───── Text under study
What Gray carefully refers to as “trade developments” are actually tariffs imposed by the Trump Administration on countries like Mexico, China and Canada, many industry observers note. Indeed, the AAR itself strongly points that “42% of rail carloads and intermodal units and 35% of annual rail revenue are directly associated with international trade. About 50,000 rail jobs, worth over $5.5 billion in annual wages and benefits, depend directly on international trade.”

“Those tariffs, it logically follows, invite retaliation,” notes one industry observer. “And that hurts railroads.”

Download the AAR’s Freight Railroads and International Trade Report:

For the week ending November 2, 2019, as well as October 2019, volumes continued their downward spiral.

Traffic For the Month of October 2019

U.S. railroads originated 1,224,477 carloads in October 2019, down 8.4%, or 112,703 carloads, from October 2018. U.S. railroads also originated 1,331,944 containers and trailers in October 2019, down 7.8%, or 111,910 units, from the same month last year. Combined U.S. carload and intermodal originations in October 2019 were 2,556,421, down 8.1%, or 224,613 carloads and intermodal units from October 2018.

In October 2019, four of the 20 carload commodity categories tracked by the AAR each month saw carload gains compared with October 2018. These included: stone, clay & glass products, up 2,028 carloads or 5.2%; petroleum & petroleum products, up 1,543 carloads or 2.5%; and chemicals, up 603 carloads or 0.4%. Commodities that saw declines in October 2019 from October 2018 included: coal, down 65,554 carloads or 15%; motor vehicles & parts, down 8,833 carloads or 10.3%; and crushed stone, sand & gravel, down 8,121 carloads or 6.8%.
──────────
───── Provided information
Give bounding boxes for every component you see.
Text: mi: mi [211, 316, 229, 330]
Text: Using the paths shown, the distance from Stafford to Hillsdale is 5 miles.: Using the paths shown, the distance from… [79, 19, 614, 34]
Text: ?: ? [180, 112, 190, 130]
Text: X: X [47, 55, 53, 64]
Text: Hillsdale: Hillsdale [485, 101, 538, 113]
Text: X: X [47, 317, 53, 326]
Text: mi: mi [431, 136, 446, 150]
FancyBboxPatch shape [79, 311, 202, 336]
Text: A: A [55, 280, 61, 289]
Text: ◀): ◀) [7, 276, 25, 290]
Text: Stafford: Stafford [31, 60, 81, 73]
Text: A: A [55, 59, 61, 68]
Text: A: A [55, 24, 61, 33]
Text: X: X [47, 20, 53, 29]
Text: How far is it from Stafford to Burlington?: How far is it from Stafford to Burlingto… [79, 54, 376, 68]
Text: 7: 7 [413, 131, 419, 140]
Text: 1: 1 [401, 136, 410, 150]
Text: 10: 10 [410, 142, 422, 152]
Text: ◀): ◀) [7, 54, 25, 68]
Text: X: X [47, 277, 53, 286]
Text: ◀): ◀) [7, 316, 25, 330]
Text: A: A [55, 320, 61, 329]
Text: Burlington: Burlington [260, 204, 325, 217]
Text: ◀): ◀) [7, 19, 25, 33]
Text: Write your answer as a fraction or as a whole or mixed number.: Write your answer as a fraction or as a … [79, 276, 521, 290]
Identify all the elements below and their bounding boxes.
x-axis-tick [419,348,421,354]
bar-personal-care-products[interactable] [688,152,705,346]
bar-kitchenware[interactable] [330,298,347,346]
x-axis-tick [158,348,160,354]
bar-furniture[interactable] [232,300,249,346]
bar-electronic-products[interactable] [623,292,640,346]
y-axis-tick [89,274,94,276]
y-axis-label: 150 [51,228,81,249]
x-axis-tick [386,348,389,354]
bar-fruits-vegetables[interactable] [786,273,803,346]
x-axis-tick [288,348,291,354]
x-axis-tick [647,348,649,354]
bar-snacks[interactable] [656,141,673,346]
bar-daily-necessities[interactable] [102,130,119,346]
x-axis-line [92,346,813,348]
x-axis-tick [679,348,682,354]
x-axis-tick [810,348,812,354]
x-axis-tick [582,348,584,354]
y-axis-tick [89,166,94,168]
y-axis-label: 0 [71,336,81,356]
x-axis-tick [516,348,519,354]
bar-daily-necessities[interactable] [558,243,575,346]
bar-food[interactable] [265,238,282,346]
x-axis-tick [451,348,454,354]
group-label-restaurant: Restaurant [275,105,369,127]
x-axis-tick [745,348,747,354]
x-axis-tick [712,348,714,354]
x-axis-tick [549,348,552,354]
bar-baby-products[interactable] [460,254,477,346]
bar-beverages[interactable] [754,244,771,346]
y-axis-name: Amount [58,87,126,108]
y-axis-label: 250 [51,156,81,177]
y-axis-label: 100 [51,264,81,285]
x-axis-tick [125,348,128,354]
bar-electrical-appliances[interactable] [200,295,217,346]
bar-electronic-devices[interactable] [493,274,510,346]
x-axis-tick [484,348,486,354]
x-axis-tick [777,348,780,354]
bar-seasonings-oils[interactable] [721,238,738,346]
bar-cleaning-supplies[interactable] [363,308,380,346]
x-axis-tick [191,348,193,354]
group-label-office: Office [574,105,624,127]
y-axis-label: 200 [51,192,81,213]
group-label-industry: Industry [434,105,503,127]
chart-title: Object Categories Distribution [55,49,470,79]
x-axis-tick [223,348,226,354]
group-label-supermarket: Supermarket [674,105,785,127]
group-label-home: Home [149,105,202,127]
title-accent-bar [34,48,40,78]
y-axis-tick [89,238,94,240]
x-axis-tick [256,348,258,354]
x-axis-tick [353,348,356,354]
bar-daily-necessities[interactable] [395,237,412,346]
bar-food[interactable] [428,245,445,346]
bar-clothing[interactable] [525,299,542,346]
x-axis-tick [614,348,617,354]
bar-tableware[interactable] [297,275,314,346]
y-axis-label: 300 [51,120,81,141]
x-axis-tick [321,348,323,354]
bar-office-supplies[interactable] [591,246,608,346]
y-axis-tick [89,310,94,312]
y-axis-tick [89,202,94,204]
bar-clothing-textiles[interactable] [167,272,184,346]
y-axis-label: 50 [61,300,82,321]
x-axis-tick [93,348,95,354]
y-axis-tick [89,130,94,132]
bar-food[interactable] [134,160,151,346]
──────────
Exercise requirements — From the rail traffic text, reproduce word for word the passage between "U.S. railroads originated" and "units from October 2018.", inclusive.

Answer for the task —
U.S. railroads originated 1,224,477 carloads in October 2019, down 8.4%, or 112,703 carloads, from October 2018. U.S. railroads also originated 1,331,944 containers and trailers in October 2019, down 7.8%, or 111,910 units, from the same month last year. Combined U.S. carload and intermodal originations in October 2019 were 2,556,421, down 8.1%, or 224,613 carloads and intermodal units from October 2018.